> _WORK INSTRUCTIONS_
Gather all lines in the entries below that include the word "pageTitle".

• • • • •

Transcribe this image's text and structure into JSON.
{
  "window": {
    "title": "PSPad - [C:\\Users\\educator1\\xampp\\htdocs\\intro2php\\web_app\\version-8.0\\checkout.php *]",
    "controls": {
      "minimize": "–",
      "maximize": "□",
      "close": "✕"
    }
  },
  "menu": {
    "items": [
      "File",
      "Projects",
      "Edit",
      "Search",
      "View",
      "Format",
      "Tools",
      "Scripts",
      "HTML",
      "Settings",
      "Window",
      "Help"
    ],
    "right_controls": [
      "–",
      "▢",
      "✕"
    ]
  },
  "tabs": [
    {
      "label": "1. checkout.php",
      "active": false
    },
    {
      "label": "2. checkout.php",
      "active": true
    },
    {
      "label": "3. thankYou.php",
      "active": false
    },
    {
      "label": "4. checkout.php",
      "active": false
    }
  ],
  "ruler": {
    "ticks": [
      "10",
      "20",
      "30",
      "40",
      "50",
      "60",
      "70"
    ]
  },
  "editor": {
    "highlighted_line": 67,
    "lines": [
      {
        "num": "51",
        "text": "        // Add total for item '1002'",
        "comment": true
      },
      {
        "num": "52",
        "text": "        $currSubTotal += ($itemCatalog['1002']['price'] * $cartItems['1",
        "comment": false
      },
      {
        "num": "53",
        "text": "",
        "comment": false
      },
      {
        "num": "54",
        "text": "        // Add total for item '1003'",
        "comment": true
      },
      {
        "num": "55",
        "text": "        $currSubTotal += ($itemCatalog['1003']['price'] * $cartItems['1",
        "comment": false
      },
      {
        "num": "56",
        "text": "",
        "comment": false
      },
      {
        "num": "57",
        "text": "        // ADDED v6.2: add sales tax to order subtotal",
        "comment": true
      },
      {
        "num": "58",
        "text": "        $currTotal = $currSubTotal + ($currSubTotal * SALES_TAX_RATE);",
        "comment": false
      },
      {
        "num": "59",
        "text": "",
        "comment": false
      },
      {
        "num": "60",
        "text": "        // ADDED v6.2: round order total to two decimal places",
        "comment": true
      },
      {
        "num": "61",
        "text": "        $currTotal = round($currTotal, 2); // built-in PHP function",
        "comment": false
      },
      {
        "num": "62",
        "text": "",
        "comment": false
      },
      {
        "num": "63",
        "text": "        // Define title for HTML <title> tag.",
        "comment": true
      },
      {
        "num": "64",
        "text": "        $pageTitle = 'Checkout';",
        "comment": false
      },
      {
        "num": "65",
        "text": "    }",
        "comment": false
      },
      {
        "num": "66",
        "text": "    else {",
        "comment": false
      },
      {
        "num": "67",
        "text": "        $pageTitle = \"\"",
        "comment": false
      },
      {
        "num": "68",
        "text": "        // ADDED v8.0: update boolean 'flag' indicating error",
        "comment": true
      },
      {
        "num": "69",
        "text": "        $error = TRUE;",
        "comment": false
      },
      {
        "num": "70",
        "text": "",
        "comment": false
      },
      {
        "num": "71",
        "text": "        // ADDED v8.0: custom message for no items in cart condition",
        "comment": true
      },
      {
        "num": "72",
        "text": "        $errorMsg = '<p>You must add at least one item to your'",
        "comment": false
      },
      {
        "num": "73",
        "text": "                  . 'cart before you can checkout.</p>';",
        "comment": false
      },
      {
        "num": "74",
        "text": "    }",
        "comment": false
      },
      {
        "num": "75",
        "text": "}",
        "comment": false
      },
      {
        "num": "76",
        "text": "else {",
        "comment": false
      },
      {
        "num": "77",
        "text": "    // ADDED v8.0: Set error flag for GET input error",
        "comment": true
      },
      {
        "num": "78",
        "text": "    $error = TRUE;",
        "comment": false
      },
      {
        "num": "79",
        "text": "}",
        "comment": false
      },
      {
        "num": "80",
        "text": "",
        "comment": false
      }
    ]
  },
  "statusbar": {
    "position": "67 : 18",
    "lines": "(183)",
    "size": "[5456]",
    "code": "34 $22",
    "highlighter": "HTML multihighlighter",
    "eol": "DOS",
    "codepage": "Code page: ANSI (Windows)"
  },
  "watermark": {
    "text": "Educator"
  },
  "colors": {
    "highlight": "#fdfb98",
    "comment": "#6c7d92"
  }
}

• • • • •

> _EXPECTED ANSWER_
        "text": "        $pageTitle = 'Checkout';",
        "text": "        $pageTitle = \"\"",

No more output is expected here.